| PROMPT |
Find the string "Neville" in the entries and copy each line that has it.

--- Start SOURCE RECORDS ---

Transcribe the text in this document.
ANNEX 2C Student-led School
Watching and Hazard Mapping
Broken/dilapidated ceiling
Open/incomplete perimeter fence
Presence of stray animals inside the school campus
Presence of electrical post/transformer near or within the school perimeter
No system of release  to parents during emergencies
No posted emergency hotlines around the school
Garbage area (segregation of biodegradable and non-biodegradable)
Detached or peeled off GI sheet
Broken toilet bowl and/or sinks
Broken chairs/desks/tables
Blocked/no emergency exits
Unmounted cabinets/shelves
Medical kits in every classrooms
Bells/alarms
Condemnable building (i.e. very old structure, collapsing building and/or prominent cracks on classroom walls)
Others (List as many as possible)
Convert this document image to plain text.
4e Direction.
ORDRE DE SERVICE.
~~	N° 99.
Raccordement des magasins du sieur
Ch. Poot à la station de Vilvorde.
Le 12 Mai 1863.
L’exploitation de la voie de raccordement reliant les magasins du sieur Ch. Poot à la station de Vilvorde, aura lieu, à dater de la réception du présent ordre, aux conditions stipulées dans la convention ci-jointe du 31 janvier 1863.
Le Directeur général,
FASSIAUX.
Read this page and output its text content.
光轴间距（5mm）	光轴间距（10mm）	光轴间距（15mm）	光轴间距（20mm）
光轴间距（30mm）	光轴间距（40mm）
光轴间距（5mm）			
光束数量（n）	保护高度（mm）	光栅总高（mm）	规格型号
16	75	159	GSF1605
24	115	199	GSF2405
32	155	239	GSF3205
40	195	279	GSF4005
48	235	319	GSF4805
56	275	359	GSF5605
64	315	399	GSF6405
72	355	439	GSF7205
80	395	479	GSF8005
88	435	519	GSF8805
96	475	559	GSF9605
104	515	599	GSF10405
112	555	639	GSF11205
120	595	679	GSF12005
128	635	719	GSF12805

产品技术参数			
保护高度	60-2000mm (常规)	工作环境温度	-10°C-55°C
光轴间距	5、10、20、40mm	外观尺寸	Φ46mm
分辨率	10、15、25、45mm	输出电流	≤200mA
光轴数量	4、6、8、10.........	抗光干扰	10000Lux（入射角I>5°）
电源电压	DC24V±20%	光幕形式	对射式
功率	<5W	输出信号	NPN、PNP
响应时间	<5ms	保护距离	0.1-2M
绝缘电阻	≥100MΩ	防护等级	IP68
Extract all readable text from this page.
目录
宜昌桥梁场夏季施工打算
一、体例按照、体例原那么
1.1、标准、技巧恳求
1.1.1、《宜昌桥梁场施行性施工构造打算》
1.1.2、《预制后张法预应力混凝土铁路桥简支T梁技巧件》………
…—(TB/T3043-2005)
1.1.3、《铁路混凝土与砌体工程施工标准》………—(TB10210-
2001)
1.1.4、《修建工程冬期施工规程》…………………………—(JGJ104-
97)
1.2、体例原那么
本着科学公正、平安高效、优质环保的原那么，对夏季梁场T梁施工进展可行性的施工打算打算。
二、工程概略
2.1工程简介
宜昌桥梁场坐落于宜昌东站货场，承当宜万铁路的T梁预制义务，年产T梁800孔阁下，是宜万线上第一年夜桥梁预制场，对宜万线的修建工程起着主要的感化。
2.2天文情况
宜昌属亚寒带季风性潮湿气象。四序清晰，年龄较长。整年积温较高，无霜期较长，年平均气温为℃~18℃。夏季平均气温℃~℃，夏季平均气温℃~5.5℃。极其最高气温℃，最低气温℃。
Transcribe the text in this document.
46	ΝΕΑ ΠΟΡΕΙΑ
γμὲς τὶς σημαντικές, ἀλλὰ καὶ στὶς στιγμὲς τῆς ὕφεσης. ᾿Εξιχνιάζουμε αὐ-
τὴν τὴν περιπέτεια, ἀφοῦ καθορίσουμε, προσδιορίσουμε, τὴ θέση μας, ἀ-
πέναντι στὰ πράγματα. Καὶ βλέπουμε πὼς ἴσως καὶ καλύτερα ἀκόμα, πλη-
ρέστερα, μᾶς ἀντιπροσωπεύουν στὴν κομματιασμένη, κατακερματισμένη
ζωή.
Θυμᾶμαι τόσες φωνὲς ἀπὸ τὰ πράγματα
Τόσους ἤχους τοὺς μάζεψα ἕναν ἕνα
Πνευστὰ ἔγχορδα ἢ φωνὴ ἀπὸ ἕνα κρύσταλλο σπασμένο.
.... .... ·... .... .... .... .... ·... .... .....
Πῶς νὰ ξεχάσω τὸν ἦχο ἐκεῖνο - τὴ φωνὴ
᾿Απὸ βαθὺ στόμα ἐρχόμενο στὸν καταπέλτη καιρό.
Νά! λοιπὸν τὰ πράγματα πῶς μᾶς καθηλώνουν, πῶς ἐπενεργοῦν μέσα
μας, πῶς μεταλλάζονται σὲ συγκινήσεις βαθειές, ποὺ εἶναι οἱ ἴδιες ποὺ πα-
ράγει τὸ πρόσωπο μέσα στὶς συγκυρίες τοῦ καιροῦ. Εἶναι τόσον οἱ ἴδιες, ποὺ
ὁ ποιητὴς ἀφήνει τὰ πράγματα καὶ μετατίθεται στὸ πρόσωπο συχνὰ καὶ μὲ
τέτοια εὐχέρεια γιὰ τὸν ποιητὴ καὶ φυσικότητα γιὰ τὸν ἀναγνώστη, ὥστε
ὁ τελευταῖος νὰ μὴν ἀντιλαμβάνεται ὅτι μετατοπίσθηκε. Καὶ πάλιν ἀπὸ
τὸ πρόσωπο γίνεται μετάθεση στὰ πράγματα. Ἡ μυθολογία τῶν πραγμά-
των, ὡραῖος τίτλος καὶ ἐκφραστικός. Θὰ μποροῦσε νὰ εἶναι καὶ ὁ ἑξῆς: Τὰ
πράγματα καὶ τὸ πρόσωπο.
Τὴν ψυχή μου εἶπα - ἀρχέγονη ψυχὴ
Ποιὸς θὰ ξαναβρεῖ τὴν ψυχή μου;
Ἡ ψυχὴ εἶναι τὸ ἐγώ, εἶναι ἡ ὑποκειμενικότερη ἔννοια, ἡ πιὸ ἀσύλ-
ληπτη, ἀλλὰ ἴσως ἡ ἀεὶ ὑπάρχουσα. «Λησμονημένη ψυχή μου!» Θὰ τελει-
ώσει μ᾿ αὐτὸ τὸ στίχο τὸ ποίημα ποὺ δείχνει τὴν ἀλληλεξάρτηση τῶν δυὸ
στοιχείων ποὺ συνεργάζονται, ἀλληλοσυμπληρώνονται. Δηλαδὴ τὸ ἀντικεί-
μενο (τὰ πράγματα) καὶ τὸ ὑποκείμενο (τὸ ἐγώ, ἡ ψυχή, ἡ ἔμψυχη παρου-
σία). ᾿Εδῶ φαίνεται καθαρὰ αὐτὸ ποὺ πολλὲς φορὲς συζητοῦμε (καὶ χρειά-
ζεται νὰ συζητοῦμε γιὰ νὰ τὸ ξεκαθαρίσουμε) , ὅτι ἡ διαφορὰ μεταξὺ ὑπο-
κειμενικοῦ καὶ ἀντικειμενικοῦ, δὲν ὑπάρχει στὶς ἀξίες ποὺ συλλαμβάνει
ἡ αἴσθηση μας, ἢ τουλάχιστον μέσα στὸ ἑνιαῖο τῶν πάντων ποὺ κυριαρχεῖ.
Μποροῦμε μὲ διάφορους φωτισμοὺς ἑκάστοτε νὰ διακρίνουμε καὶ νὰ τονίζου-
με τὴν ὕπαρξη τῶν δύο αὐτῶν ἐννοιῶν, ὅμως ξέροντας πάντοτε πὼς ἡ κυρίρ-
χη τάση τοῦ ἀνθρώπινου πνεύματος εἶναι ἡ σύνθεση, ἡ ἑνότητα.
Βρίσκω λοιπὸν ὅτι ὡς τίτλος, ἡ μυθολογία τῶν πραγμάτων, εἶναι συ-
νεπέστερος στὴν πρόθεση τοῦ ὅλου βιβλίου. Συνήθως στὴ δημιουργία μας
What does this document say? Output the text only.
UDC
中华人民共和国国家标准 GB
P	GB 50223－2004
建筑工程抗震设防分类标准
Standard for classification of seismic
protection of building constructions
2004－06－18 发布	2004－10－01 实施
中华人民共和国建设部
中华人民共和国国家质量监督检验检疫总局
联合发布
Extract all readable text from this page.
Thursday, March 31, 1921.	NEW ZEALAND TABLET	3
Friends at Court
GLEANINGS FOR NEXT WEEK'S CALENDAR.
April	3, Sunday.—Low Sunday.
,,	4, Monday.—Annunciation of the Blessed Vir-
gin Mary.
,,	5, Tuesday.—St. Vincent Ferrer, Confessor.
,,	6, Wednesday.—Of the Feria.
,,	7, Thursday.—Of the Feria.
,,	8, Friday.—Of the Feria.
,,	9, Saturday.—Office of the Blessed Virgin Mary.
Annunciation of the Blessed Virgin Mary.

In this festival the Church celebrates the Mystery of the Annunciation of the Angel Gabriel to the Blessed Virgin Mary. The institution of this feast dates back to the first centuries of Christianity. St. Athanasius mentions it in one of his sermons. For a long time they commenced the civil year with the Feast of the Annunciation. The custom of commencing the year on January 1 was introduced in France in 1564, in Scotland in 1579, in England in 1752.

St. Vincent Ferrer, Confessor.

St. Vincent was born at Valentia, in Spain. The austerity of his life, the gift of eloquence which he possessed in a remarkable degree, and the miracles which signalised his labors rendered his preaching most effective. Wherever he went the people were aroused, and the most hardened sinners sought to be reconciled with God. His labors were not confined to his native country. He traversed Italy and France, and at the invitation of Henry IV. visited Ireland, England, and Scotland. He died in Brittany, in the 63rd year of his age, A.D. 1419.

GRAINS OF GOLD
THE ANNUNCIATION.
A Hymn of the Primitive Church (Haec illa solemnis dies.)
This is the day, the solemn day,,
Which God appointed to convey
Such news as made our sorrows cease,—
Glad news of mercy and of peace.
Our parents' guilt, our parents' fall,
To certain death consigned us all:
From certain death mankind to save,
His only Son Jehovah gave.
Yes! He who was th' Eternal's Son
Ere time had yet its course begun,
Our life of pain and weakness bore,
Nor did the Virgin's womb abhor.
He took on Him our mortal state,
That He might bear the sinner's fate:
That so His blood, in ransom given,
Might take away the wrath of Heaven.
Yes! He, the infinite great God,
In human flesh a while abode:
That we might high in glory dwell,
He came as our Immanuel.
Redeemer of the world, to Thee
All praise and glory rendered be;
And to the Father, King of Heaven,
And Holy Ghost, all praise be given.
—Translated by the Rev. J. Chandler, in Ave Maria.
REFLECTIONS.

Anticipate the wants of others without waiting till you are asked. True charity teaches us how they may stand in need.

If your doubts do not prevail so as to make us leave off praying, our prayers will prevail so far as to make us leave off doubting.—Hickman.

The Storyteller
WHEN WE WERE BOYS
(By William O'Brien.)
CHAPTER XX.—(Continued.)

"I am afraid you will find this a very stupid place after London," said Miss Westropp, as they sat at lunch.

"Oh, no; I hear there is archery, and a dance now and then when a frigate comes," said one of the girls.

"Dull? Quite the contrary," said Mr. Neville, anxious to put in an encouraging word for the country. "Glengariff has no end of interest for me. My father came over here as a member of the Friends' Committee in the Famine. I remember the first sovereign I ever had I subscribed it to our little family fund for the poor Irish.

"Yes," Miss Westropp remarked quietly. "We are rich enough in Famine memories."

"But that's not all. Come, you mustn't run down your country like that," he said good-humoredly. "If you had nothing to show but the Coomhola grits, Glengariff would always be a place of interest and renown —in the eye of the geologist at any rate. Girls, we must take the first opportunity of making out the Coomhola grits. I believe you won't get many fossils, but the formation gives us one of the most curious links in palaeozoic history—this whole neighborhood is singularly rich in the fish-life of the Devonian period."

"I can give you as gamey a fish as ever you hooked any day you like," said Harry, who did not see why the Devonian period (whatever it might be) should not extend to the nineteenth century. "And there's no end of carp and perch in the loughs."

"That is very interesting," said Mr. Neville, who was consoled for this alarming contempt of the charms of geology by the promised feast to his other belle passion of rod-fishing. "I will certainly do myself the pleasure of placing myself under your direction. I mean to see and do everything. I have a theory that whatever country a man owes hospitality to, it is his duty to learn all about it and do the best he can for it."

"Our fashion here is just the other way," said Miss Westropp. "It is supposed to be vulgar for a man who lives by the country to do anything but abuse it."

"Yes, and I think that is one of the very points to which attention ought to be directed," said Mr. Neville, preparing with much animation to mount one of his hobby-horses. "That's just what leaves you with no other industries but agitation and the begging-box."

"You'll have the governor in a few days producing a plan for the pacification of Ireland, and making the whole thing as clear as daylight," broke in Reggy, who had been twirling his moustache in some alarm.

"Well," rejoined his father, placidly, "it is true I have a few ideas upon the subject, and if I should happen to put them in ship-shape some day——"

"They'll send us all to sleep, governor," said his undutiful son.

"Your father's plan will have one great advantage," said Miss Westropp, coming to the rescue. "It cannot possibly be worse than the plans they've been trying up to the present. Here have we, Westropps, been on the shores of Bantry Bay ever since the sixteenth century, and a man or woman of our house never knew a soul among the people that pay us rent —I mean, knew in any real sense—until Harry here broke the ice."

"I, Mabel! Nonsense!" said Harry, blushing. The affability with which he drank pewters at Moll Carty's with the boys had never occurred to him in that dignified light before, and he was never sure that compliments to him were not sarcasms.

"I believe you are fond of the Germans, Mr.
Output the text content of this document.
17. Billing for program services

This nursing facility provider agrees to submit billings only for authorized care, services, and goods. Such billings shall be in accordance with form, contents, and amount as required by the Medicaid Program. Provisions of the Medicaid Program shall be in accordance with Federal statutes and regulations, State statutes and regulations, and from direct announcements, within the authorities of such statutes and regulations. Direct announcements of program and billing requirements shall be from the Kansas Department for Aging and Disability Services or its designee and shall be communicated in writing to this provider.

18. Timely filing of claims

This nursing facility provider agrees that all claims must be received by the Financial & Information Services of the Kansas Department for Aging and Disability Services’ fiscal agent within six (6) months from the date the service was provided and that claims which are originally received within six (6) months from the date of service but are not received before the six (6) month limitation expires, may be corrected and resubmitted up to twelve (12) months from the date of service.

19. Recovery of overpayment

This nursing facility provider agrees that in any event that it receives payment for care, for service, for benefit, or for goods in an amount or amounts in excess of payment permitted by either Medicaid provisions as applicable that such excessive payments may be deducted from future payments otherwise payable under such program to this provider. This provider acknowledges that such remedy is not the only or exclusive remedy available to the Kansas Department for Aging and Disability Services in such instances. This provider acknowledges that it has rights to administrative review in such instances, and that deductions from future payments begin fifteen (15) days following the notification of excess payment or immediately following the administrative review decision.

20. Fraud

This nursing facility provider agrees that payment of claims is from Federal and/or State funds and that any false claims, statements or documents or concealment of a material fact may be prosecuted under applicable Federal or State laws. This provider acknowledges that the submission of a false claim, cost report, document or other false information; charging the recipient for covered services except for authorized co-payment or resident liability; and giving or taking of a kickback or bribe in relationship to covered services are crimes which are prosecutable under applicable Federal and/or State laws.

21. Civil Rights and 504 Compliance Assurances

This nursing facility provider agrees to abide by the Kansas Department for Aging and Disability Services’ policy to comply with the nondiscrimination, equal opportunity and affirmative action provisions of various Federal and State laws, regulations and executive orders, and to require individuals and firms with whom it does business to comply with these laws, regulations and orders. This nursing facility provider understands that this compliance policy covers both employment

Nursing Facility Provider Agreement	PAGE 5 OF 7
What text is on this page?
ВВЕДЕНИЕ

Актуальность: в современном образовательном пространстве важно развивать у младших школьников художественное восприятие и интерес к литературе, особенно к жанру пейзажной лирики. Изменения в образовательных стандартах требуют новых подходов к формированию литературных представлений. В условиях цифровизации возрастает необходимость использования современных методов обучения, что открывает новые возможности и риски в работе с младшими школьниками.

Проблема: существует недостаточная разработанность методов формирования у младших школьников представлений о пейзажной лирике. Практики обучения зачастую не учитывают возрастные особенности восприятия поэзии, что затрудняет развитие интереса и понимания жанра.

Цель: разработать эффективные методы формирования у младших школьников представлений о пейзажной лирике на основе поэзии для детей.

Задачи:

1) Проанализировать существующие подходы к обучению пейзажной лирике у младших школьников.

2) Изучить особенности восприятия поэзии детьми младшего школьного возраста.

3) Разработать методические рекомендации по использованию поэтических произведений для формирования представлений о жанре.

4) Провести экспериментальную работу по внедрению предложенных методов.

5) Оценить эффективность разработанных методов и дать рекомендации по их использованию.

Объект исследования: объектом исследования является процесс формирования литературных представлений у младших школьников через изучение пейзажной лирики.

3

--- End SOURCE RECORDS ---

| ANSWER TO THE EXERCISE |
"Dull? Quite the contrary," said Mr. Neville, anxious to put in an encouraging word for the country. "Glengariff has no end of interest for me. My father came over here as a member of the Friends' Committee in the Famine. I remember the first sovereign I ever had I subscribed it to our little family fund for the poor Irish.
"That is very interesting," said Mr. Neville, who was consoled for this alarming contempt of the charms of geology by the promised feast to his other belle passion of rod-fishing. "I will certainly do myself the pleasure of placing myself under your direction. I mean to see and do everything. I have a theory that whatever country a man owes hospitality to, it is his duty to learn all about it and do the best he can for it."
"Yes, and I think that is one of the very points to which attention ought to be directed," said Mr. Neville, preparing with much animation to mount one of his hobby-horses. "That's just what leaves you with no other industries but agitation and the begging-box."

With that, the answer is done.